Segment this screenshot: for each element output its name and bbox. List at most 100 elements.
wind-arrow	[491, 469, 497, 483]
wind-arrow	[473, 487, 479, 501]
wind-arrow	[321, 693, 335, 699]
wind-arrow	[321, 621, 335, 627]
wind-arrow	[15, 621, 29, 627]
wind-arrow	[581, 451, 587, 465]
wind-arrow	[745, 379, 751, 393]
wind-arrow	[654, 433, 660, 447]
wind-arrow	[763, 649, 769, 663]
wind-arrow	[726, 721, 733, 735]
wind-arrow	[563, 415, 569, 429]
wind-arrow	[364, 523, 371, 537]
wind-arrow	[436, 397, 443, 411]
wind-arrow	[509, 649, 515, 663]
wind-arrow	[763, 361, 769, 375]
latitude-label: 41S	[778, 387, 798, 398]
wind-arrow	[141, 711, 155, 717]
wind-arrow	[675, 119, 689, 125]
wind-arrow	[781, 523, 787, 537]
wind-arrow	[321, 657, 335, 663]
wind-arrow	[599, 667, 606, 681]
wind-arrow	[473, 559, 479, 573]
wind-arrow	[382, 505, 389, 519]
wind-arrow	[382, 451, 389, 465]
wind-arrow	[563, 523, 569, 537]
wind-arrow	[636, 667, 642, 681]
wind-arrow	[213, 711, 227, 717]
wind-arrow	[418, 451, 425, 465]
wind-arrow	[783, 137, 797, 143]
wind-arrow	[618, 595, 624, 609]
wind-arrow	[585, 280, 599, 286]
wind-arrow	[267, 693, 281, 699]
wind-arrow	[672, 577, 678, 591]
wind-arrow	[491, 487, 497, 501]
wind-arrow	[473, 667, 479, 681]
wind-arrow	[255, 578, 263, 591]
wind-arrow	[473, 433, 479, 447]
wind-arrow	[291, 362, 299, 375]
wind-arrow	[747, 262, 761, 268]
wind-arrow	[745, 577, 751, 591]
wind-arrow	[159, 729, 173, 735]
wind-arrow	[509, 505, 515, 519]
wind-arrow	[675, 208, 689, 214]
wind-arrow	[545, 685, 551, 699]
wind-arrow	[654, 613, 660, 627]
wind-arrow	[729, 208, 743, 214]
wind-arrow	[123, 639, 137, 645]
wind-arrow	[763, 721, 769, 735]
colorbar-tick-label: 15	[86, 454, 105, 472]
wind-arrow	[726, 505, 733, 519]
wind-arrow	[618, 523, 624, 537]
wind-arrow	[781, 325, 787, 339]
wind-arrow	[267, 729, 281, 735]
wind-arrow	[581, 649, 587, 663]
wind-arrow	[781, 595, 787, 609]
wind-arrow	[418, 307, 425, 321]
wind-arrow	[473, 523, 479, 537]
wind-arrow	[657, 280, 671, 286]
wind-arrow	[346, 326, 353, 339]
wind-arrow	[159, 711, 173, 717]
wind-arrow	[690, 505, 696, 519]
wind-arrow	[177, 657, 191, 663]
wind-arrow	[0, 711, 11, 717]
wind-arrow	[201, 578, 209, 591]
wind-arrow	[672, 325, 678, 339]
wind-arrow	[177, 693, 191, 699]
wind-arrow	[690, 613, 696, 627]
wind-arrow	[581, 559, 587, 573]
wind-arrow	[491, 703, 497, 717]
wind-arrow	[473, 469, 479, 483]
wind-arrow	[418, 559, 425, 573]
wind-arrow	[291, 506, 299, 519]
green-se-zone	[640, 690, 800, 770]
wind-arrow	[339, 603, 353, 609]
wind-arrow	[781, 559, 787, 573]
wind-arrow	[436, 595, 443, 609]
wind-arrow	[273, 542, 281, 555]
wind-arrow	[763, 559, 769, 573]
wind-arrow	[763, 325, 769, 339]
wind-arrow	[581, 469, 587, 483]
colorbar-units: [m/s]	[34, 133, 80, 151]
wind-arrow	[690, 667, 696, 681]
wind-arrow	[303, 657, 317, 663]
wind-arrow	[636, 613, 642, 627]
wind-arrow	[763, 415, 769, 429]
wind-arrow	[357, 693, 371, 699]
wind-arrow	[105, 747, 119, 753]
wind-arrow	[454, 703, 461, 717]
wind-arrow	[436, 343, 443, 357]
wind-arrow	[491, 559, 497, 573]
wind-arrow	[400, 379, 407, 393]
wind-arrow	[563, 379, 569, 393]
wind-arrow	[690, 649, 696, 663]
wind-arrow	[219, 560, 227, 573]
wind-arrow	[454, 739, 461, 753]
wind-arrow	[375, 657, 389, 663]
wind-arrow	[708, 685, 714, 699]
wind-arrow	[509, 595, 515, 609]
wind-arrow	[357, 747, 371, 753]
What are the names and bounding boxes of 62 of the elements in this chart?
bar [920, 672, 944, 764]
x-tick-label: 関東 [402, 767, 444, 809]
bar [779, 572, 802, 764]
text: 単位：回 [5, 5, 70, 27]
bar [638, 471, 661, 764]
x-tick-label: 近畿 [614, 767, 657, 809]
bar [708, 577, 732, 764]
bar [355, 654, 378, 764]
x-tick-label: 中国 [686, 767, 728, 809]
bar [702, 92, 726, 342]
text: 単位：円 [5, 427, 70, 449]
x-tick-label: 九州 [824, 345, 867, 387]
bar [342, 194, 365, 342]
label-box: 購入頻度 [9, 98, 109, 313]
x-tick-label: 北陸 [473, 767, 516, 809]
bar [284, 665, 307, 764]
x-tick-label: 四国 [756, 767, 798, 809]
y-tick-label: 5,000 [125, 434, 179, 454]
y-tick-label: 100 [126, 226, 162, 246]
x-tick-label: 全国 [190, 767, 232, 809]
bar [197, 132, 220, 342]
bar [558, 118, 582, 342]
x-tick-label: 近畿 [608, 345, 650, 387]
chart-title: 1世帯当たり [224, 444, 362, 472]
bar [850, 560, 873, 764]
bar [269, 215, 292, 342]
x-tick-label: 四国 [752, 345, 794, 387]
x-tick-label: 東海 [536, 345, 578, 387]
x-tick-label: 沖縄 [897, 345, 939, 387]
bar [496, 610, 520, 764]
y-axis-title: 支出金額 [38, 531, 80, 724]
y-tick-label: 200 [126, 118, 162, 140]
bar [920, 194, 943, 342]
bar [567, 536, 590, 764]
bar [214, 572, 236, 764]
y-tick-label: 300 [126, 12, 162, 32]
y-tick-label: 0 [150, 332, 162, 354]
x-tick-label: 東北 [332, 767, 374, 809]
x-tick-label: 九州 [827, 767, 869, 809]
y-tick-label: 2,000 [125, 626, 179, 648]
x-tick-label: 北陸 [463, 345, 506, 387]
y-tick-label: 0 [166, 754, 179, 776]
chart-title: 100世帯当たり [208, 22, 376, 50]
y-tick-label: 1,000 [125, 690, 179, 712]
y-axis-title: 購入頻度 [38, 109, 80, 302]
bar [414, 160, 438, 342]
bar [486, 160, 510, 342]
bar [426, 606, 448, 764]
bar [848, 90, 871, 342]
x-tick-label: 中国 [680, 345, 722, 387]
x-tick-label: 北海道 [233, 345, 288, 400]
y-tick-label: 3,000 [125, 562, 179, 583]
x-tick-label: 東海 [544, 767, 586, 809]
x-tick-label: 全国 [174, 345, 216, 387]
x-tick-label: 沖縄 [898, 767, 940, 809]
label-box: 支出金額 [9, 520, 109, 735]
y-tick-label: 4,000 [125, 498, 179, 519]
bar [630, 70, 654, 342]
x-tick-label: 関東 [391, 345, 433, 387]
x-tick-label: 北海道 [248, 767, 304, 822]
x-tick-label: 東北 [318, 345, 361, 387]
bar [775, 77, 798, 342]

◆ Work required ◆
Please reproduce all of the items above verbatim, keeping every line unchanged and in the same order.

◆ Exercise answer ◆
Segment this screenshot: for each element output its name and bbox. List at most 100 elements.
wind-arrow	[491, 469, 497, 483]
wind-arrow	[473, 487, 479, 501]
wind-arrow	[321, 693, 335, 699]
wind-arrow	[321, 621, 335, 627]
wind-arrow	[15, 621, 29, 627]
wind-arrow	[581, 451, 587, 465]
wind-arrow	[745, 379, 751, 393]
wind-arrow	[654, 433, 660, 447]
wind-arrow	[763, 649, 769, 663]
wind-arrow	[726, 721, 733, 735]
wind-arrow	[563, 415, 569, 429]
wind-arrow	[364, 523, 371, 537]
wind-arrow	[436, 397, 443, 411]
wind-arrow	[509, 649, 515, 663]
wind-arrow	[763, 361, 769, 375]
latitude-label: 41S	[778, 387, 798, 398]
wind-arrow	[141, 711, 155, 717]
wind-arrow	[675, 119, 689, 125]
wind-arrow	[781, 523, 787, 537]
wind-arrow	[321, 657, 335, 663]
wind-arrow	[599, 667, 606, 681]
wind-arrow	[473, 559, 479, 573]
wind-arrow	[382, 505, 389, 519]
wind-arrow	[382, 451, 389, 465]
wind-arrow	[563, 523, 569, 537]
wind-arrow	[636, 667, 642, 681]
wind-arrow	[213, 711, 227, 717]
wind-arrow	[418, 451, 425, 465]
wind-arrow	[783, 137, 797, 143]
wind-arrow	[618, 595, 624, 609]
wind-arrow	[585, 280, 599, 286]
wind-arrow	[267, 693, 281, 699]
wind-arrow	[672, 577, 678, 591]
wind-arrow	[491, 487, 497, 501]
wind-arrow	[473, 667, 479, 681]
wind-arrow	[255, 578, 263, 591]
wind-arrow	[473, 433, 479, 447]
wind-arrow	[291, 362, 299, 375]
wind-arrow	[747, 262, 761, 268]
wind-arrow	[745, 577, 751, 591]
wind-arrow	[159, 729, 173, 735]
wind-arrow	[509, 505, 515, 519]
wind-arrow	[675, 208, 689, 214]
wind-arrow	[545, 685, 551, 699]
wind-arrow	[654, 613, 660, 627]
wind-arrow	[729, 208, 743, 214]
wind-arrow	[123, 639, 137, 645]
wind-arrow	[763, 721, 769, 735]
colorbar-tick-label: 15	[86, 454, 105, 472]
wind-arrow	[726, 505, 733, 519]
wind-arrow	[618, 523, 624, 537]
wind-arrow	[781, 325, 787, 339]
wind-arrow	[267, 729, 281, 735]
wind-arrow	[581, 649, 587, 663]
wind-arrow	[781, 595, 787, 609]
wind-arrow	[418, 307, 425, 321]
wind-arrow	[473, 523, 479, 537]
wind-arrow	[657, 280, 671, 286]
wind-arrow	[346, 326, 353, 339]
wind-arrow	[159, 711, 173, 717]
wind-arrow	[690, 505, 696, 519]
wind-arrow	[177, 657, 191, 663]
wind-arrow	[0, 711, 11, 717]
wind-arrow	[201, 578, 209, 591]
wind-arrow	[672, 325, 678, 339]
wind-arrow	[177, 693, 191, 699]
wind-arrow	[690, 613, 696, 627]
wind-arrow	[581, 559, 587, 573]
wind-arrow	[491, 703, 497, 717]
wind-arrow	[473, 469, 479, 483]
wind-arrow	[418, 559, 425, 573]
wind-arrow	[291, 506, 299, 519]
green-se-zone	[640, 690, 800, 770]
wind-arrow	[339, 603, 353, 609]
wind-arrow	[781, 559, 787, 573]
wind-arrow	[436, 595, 443, 609]
wind-arrow	[273, 542, 281, 555]
wind-arrow	[763, 559, 769, 573]
wind-arrow	[763, 325, 769, 339]
wind-arrow	[581, 469, 587, 483]
colorbar-units: [m/s]	[34, 133, 80, 151]
wind-arrow	[690, 667, 696, 681]
wind-arrow	[303, 657, 317, 663]
wind-arrow	[636, 613, 642, 627]
wind-arrow	[763, 415, 769, 429]
wind-arrow	[357, 693, 371, 699]
wind-arrow	[105, 747, 119, 753]
wind-arrow	[454, 703, 461, 717]
wind-arrow	[436, 343, 443, 357]
wind-arrow	[491, 559, 497, 573]
wind-arrow	[400, 379, 407, 393]
wind-arrow	[563, 379, 569, 393]
wind-arrow	[690, 649, 696, 663]
wind-arrow	[219, 560, 227, 573]
wind-arrow	[454, 739, 461, 753]
wind-arrow	[375, 657, 389, 663]
wind-arrow	[708, 685, 714, 699]
wind-arrow	[509, 595, 515, 609]
wind-arrow	[357, 747, 371, 753]
What are the names and bounding boxes of 62 of the elements in this chart?
bar [920, 672, 944, 764]
x-tick-label: 関東 [402, 767, 444, 809]
bar [779, 572, 802, 764]
text: 単位：回 [5, 5, 70, 27]
bar [638, 471, 661, 764]
x-tick-label: 近畿 [614, 767, 657, 809]
bar [708, 577, 732, 764]
bar [355, 654, 378, 764]
x-tick-label: 中国 [686, 767, 728, 809]
bar [702, 92, 726, 342]
text: 単位：円 [5, 427, 70, 449]
x-tick-label: 九州 [824, 345, 867, 387]
bar [342, 194, 365, 342]
label-box: 購入頻度 [9, 98, 109, 313]
x-tick-label: 北陸 [473, 767, 516, 809]
bar [284, 665, 307, 764]
x-tick-label: 四国 [756, 767, 798, 809]
y-tick-label: 5,000 [125, 434, 179, 454]
y-tick-label: 100 [126, 226, 162, 246]
x-tick-label: 全国 [190, 767, 232, 809]
bar [197, 132, 220, 342]
bar [558, 118, 582, 342]
x-tick-label: 近畿 [608, 345, 650, 387]
chart-title: 1世帯当たり [224, 444, 362, 472]
bar [850, 560, 873, 764]
bar [269, 215, 292, 342]
x-tick-label: 四国 [752, 345, 794, 387]
x-tick-label: 東海 [536, 345, 578, 387]
x-tick-label: 沖縄 [897, 345, 939, 387]
bar [496, 610, 520, 764]
y-axis-title: 支出金額 [38, 531, 80, 724]
y-tick-label: 200 [126, 118, 162, 140]
bar [920, 194, 943, 342]
bar [567, 536, 590, 764]
bar [214, 572, 236, 764]
y-tick-label: 300 [126, 12, 162, 32]
y-tick-label: 0 [150, 332, 162, 354]
x-tick-label: 東北 [332, 767, 374, 809]
x-tick-label: 九州 [827, 767, 869, 809]
y-tick-label: 2,000 [125, 626, 179, 648]
x-tick-label: 北陸 [463, 345, 506, 387]
y-tick-label: 0 [166, 754, 179, 776]
chart-title: 100世帯当たり [208, 22, 376, 50]
y-tick-label: 1,000 [125, 690, 179, 712]
y-axis-title: 購入頻度 [38, 109, 80, 302]
bar [414, 160, 438, 342]
bar [486, 160, 510, 342]
bar [426, 606, 448, 764]
bar [848, 90, 871, 342]
x-tick-label: 中国 [680, 345, 722, 387]
x-tick-label: 北海道 [233, 345, 288, 400]
y-tick-label: 3,000 [125, 562, 179, 583]
x-tick-label: 東海 [544, 767, 586, 809]
x-tick-label: 全国 [174, 345, 216, 387]
x-tick-label: 沖縄 [898, 767, 940, 809]
label-box: 支出金額 [9, 520, 109, 735]
y-tick-label: 4,000 [125, 498, 179, 519]
bar [630, 70, 654, 342]
x-tick-label: 関東 [391, 345, 433, 387]
x-tick-label: 北海道 [248, 767, 304, 822]
x-tick-label: 東北 [318, 345, 361, 387]
bar [775, 77, 798, 342]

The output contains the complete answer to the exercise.